■ **Problem to work on**:
Copy every record below exactly as written, but leave out the pictures.

══════════

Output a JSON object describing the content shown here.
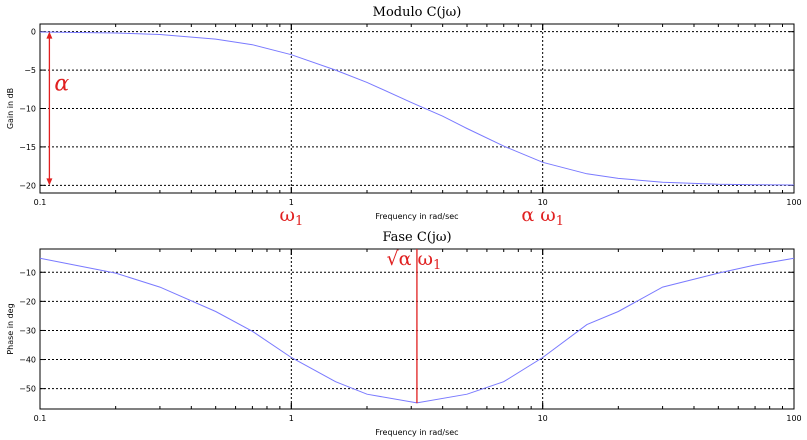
{
  "colors": {
    "curve": "#7a7aff",
    "annotation": "#e02020",
    "frame": "#000000",
    "grid": "#000000"
  },
  "chart_data": [
    {
      "type": "line",
      "title": "Modulo C(jω)",
      "xlabel": "Frequency in rad/sec",
      "ylabel": "Gain in dB",
      "x_scale": "log",
      "xlim": [
        0.1,
        100
      ],
      "ylim": [
        -21,
        1
      ],
      "x_ticks": [
        0.1,
        1,
        10,
        100
      ],
      "x_tick_labels": [
        "0.1",
        "1",
        "10",
        "100"
      ],
      "y_ticks": [
        0,
        -5,
        -10,
        -15,
        -20
      ],
      "y_tick_labels": [
        "0",
        "−5",
        "−10",
        "−15",
        "−20"
      ],
      "grid": true,
      "series": [
        {
          "x": [
            0.1,
            0.2,
            0.3,
            0.5,
            0.7,
            1,
            1.5,
            2,
            3,
            4,
            5,
            7,
            10,
            15,
            20,
            30,
            50,
            70,
            100
          ],
          "y": [
            -0.04,
            -0.17,
            -0.37,
            -0.97,
            -1.7,
            -3.0,
            -5.0,
            -6.6,
            -9.2,
            -11.0,
            -12.6,
            -14.9,
            -17.0,
            -18.5,
            -19.1,
            -19.6,
            -19.85,
            -19.92,
            -19.96
          ]
        }
      ],
      "annotations": [
        {
          "kind": "double-arrow",
          "x": 0.11,
          "y1": 0,
          "y2": -20,
          "label": "α"
        },
        {
          "kind": "x-label",
          "x": 1,
          "label_main": "ω",
          "label_sub": "1"
        },
        {
          "kind": "x-label",
          "x": 10,
          "label_main": "α ω",
          "label_sub": "1"
        }
      ]
    },
    {
      "type": "line",
      "title": "Fase C(jω)",
      "xlabel": "Frequency in rad/sec",
      "ylabel": "Phase in deg",
      "x_scale": "log",
      "xlim": [
        0.1,
        100
      ],
      "ylim": [
        -57,
        -2
      ],
      "x_ticks": [
        0.1,
        1,
        10,
        100
      ],
      "x_tick_labels": [
        "0.1",
        "1",
        "10",
        "100"
      ],
      "y_ticks": [
        -10,
        -20,
        -30,
        -40,
        -50
      ],
      "y_tick_labels": [
        "−10",
        "−20",
        "−30",
        "−40",
        "−50"
      ],
      "grid": true,
      "series": [
        {
          "x": [
            0.1,
            0.2,
            0.3,
            0.5,
            0.7,
            1,
            1.5,
            2,
            3.16,
            5,
            7,
            10,
            15,
            20,
            30,
            50,
            70,
            100
          ],
          "y": [
            -5.2,
            -10.3,
            -15.1,
            -23.5,
            -30.3,
            -39.3,
            -47.6,
            -51.9,
            -54.9,
            -51.9,
            -47.6,
            -39.3,
            -28.0,
            -23.5,
            -15.1,
            -10.3,
            -7.5,
            -5.2
          ]
        }
      ],
      "annotations": [
        {
          "kind": "vline",
          "x": 3.16,
          "y_top": -2,
          "y_bottom": -55,
          "label_main": "√α ω",
          "label_sub": "1"
        }
      ]
    }
  ]
}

══════════

■ **Solution**:
Output a JSON object describing the content shown here.
{
  "colors": {
    "curve": "#7a7aff",
    "annotation": "#e02020",
    "frame": "#000000",
    "grid": "#000000"
  },
  "chart_data": [
    {
      "type": "line",
      "title": "Modulo C(jω)",
      "xlabel": "Frequency in rad/sec",
      "ylabel": "Gain in dB",
      "x_scale": "log",
      "xlim": [
        0.1,
        100
      ],
      "ylim": [
        -21,
        1
      ],
      "x_ticks": [
        0.1,
        1,
        10,
        100
      ],
      "x_tick_labels": [
        "0.1",
        "1",
        "10",
        "100"
      ],
      "y_ticks": [
        0,
        -5,
        -10,
        -15,
        -20
      ],
      "y_tick_labels": [
        "0",
        "−5",
        "−10",
        "−15",
        "−20"
      ],
      "grid": true,
      "series": [
        {
          "x": [
            0.1,
            0.2,
            0.3,
            0.5,
            0.7,
            1,
            1.5,
            2,
            3,
            4,
            5,
            7,
            10,
            15,
            20,
            30,
            50,
            70,
            100
          ],
          "y": [
            -0.04,
            -0.17,
            -0.37,
            -0.97,
            -1.7,
            -3.0,
            -5.0,
            -6.6,
            -9.2,
            -11.0,
            -12.6,
            -14.9,
            -17.0,
            -18.5,
            -19.1,
            -19.6,
            -19.85,
            -19.92,
            -19.96
          ]
        }
      ],
      "annotations": [
        {
          "kind": "double-arrow",
          "x": 0.11,
          "y1": 0,
          "y2": -20,
          "label": "α"
        },
        {
          "kind": "x-label",
          "x": 1,
          "label_main": "ω",
          "label_sub": "1"
        },
        {
          "kind": "x-label",
          "x": 10,
          "label_main": "α ω",
          "label_sub": "1"
        }
      ]
    },
    {
      "type": "line",
      "title": "Fase C(jω)",
      "xlabel": "Frequency in rad/sec",
      "ylabel": "Phase in deg",
      "x_scale": "log",
      "xlim": [
        0.1,
        100
      ],
      "ylim": [
        -57,
        -2
      ],
      "x_ticks": [
        0.1,
        1,
        10,
        100
      ],
      "x_tick_labels": [
        "0.1",
        "1",
        "10",
        "100"
      ],
      "y_ticks": [
        -10,
        -20,
        -30,
        -40,
        -50
      ],
      "y_tick_labels": [
        "−10",
        "−20",
        "−30",
        "−40",
        "−50"
      ],
      "grid": true,
      "series": [
        {
          "x": [
            0.1,
            0.2,
            0.3,
            0.5,
            0.7,
            1,
            1.5,
            2,
            3.16,
            5,
            7,
            10,
            15,
            20,
            30,
            50,
            70,
            100
          ],
          "y": [
            -5.2,
            -10.3,
            -15.1,
            -23.5,
            -30.3,
            -39.3,
            -47.6,
            -51.9,
            -54.9,
            -51.9,
            -47.6,
            -39.3,
            -28.0,
            -23.5,
            -15.1,
            -10.3,
            -7.5,
            -5.2
          ]
        }
      ],
      "annotations": [
        {
          "kind": "vline",
          "x": 3.16,
          "y_top": -2,
          "y_bottom": -55,
          "label_main": "√α ω",
          "label_sub": "1"
        }
      ]
    }
  ]
}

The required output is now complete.